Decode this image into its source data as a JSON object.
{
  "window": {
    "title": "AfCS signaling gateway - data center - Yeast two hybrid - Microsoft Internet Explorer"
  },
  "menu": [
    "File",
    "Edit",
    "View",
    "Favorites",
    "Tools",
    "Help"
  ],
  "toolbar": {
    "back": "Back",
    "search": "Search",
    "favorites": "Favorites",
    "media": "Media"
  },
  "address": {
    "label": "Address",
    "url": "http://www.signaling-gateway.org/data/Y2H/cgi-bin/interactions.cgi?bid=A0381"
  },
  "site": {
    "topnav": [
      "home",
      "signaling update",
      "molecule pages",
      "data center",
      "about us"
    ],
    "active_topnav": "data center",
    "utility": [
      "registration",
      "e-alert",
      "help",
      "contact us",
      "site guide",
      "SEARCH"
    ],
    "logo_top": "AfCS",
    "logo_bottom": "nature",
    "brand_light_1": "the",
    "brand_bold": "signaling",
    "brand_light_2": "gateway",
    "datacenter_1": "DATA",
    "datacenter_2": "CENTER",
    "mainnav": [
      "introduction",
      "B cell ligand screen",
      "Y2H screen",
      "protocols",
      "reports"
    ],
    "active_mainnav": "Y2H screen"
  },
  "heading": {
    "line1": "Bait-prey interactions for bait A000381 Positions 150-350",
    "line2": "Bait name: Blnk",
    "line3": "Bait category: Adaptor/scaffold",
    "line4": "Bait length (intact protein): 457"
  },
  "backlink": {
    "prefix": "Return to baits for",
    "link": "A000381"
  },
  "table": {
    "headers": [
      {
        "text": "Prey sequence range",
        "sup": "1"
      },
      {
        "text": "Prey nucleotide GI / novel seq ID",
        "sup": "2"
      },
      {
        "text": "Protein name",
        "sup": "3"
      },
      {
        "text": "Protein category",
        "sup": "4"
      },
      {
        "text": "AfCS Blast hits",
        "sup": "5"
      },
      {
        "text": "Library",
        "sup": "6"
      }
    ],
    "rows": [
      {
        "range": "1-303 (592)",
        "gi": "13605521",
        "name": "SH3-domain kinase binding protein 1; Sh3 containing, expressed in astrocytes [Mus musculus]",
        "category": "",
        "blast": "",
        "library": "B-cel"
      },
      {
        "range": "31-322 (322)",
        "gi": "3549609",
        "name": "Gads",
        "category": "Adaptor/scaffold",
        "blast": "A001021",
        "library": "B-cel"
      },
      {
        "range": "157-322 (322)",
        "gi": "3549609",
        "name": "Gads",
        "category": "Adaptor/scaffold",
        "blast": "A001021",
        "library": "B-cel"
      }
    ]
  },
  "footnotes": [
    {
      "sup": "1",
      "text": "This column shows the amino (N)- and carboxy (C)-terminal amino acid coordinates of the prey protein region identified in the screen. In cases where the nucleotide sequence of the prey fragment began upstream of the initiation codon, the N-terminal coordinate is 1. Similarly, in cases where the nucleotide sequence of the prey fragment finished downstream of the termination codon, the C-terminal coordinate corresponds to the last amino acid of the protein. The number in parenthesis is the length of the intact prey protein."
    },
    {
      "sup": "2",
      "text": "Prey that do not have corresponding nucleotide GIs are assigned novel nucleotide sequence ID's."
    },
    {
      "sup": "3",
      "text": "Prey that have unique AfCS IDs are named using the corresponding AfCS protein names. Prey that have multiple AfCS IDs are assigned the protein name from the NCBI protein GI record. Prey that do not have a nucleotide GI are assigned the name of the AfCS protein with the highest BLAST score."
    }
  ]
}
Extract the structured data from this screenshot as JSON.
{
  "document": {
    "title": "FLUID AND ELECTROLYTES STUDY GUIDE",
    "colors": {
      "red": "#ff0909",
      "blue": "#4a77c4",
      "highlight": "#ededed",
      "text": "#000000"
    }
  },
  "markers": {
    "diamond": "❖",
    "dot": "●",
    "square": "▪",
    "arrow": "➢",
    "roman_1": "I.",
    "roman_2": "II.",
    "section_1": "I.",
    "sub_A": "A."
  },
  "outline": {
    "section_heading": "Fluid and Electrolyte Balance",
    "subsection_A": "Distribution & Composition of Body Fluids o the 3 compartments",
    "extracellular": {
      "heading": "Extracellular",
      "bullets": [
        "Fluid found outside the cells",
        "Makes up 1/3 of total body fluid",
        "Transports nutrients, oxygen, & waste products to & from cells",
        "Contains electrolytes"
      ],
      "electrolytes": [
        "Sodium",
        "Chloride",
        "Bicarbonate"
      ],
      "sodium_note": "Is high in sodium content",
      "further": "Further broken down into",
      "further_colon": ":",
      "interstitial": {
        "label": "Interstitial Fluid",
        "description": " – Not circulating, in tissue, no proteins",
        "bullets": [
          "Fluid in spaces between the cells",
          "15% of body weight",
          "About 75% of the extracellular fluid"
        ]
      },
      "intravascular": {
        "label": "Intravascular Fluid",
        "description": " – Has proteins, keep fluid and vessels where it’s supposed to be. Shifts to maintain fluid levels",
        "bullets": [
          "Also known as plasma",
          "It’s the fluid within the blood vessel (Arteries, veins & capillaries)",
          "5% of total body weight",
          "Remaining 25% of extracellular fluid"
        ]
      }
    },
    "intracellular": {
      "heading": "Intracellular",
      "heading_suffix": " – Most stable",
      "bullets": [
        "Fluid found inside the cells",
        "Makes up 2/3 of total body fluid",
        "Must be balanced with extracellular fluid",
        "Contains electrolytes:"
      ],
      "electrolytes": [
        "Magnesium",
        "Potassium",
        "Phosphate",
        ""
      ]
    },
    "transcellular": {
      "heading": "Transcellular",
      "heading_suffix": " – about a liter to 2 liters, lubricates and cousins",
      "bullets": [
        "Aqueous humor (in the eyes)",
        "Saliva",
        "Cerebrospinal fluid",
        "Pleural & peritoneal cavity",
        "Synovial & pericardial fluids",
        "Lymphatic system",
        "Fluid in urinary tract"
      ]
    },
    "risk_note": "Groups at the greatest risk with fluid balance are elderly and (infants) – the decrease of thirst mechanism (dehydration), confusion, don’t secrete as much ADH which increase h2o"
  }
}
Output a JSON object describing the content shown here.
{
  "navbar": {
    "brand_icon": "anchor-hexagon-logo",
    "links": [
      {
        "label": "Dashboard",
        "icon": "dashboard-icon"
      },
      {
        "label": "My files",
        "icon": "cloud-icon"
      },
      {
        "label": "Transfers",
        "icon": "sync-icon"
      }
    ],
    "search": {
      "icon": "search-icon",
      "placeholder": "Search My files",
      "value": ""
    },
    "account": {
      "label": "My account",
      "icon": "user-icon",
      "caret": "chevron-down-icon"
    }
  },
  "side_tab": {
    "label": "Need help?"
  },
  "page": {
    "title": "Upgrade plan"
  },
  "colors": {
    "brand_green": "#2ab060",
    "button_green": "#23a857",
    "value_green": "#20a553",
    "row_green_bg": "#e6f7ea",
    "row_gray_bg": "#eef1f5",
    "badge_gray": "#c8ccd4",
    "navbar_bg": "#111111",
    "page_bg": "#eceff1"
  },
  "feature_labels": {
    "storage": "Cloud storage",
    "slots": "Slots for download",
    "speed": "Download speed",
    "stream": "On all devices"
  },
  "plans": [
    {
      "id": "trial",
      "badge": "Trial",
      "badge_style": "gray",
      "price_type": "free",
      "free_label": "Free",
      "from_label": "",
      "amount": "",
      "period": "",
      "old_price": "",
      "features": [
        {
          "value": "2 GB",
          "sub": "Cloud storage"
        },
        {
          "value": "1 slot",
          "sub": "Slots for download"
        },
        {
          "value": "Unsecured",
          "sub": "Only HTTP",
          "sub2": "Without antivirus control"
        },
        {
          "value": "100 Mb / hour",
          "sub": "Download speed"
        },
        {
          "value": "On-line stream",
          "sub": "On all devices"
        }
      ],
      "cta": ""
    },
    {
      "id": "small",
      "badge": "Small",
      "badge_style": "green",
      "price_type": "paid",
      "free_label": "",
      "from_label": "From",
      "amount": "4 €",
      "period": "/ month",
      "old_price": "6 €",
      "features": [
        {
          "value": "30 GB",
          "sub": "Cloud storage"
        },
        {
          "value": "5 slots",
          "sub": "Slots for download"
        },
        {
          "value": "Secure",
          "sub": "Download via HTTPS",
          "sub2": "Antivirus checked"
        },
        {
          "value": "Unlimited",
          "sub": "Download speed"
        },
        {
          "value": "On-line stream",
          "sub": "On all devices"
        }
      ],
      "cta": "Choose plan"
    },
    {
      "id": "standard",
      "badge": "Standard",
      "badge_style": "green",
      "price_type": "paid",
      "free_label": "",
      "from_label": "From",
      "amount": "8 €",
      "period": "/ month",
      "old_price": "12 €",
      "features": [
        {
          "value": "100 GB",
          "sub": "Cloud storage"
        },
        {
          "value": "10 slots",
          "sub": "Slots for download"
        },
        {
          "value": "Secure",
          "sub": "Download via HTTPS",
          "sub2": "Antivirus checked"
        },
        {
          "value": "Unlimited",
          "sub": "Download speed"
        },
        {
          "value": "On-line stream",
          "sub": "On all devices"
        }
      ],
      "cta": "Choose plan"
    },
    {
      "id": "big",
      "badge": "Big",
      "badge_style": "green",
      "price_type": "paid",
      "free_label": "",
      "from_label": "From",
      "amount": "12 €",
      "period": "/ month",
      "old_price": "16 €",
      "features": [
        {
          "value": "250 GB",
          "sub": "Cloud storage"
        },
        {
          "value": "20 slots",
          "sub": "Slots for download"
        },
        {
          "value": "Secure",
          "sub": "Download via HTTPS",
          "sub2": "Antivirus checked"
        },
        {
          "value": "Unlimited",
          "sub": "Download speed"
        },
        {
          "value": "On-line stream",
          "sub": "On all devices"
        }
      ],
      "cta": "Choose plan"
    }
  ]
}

**TASK PROMPT:** When a line in the listing above holds the word "JSON", copy it.

**ANSWER AREA:**
Decode this image into its source data as a JSON object.
Extract the structured data from this screenshot as JSON.
Output a JSON object describing the content shown here.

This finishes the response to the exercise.